• Exercise brief
Find every line with the word "segmentation". Copy those lines.

• Records supplied
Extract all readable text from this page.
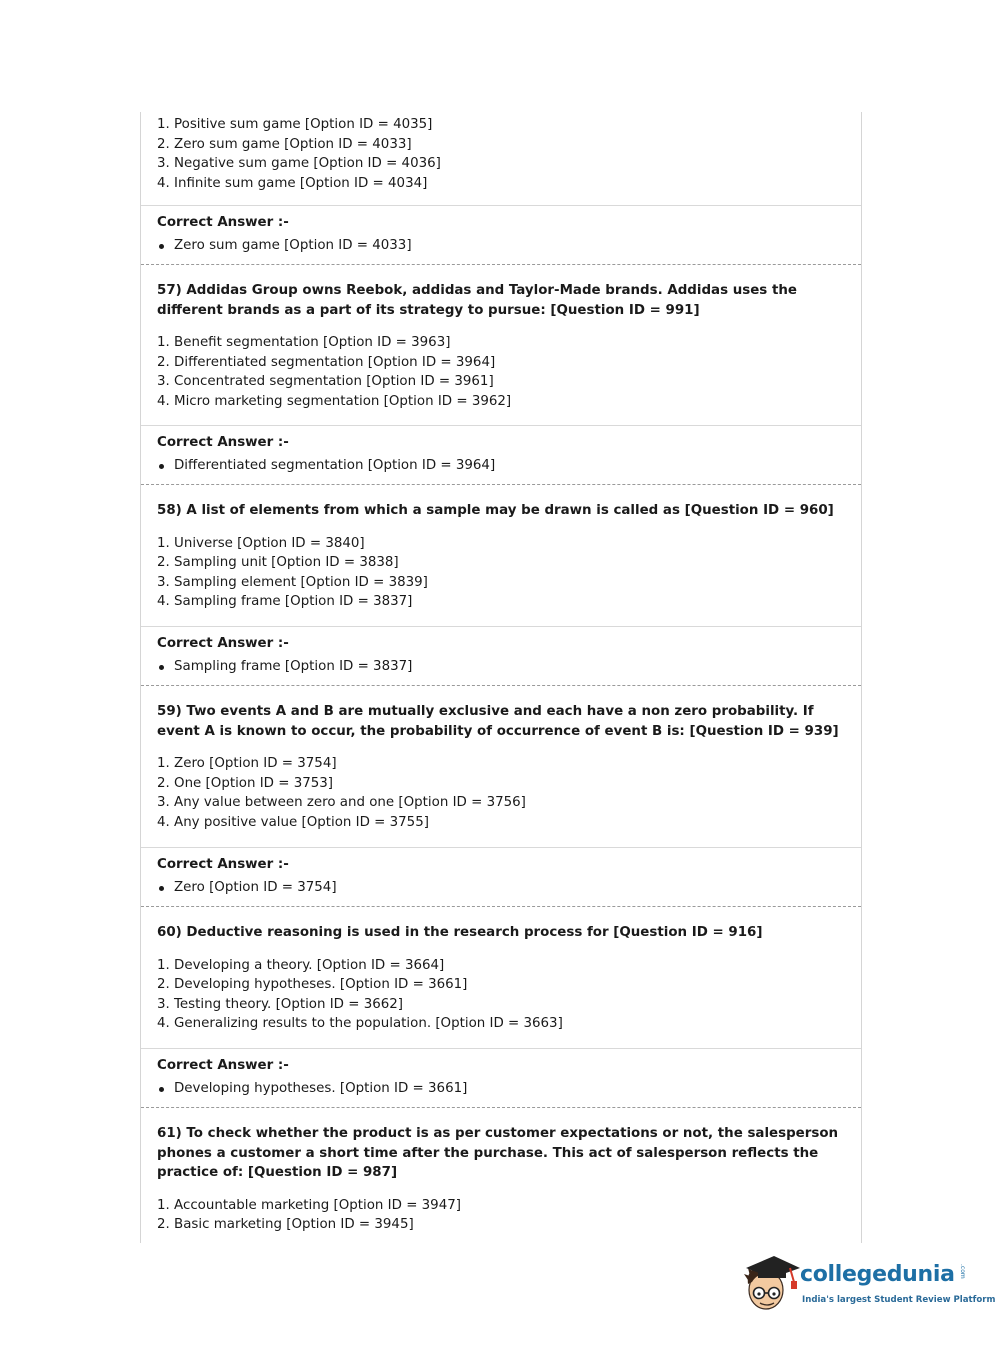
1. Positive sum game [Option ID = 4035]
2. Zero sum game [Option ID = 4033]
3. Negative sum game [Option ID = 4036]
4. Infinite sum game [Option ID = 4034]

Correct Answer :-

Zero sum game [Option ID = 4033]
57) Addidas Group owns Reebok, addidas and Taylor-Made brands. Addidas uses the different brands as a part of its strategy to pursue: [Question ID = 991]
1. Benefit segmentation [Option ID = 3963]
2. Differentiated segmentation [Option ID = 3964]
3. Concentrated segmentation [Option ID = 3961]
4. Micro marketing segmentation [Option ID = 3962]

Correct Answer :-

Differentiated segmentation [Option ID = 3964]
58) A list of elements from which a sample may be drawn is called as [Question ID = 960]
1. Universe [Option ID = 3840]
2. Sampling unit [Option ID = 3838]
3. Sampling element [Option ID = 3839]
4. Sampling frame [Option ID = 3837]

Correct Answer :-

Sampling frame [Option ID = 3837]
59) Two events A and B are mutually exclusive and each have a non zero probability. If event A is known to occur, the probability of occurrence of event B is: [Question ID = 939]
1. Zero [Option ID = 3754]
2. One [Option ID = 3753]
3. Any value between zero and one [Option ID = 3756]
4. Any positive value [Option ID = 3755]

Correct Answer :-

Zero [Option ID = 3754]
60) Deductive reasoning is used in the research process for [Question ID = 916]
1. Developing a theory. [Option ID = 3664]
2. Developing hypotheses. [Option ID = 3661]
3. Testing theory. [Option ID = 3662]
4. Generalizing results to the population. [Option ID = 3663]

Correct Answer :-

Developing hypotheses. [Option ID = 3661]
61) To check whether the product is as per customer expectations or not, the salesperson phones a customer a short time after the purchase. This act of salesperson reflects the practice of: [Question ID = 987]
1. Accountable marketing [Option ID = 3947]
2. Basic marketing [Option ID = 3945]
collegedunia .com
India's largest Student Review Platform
==
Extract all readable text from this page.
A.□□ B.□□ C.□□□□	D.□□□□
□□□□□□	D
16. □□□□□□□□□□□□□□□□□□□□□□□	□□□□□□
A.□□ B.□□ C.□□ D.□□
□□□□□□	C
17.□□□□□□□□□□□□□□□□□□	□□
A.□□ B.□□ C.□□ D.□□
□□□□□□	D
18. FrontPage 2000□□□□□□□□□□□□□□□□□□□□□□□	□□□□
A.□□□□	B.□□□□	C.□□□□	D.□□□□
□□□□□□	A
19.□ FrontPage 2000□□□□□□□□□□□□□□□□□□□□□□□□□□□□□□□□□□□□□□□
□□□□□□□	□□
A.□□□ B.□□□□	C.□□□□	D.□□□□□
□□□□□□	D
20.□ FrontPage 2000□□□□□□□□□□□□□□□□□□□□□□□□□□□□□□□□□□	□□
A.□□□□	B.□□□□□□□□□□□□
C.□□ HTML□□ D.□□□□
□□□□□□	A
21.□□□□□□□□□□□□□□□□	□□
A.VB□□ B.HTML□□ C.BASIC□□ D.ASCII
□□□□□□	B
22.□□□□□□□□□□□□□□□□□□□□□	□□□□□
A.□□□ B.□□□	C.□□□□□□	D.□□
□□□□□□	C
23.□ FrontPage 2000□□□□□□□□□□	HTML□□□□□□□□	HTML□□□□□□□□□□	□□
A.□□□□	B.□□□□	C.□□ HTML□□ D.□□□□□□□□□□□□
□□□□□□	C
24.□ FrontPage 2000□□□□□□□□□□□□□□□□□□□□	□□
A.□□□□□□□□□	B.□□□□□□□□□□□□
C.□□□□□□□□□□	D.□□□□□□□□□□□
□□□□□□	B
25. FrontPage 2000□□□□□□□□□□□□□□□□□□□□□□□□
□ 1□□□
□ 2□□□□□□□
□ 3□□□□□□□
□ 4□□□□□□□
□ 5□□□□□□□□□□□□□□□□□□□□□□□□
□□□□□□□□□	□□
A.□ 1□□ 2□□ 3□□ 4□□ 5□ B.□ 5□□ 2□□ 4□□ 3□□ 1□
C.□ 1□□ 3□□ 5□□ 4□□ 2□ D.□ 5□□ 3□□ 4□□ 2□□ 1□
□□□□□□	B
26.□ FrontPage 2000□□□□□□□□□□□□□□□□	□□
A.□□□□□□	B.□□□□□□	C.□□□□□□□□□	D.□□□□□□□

• Output below
1. Benefit segmentation [Option ID = 3963]
2. Differentiated segmentation [Option ID = 3964]
3. Concentrated segmentation [Option ID = 3961]
4. Micro marketing segmentation [Option ID = 3962]
Differentiated segmentation [Option ID = 3964]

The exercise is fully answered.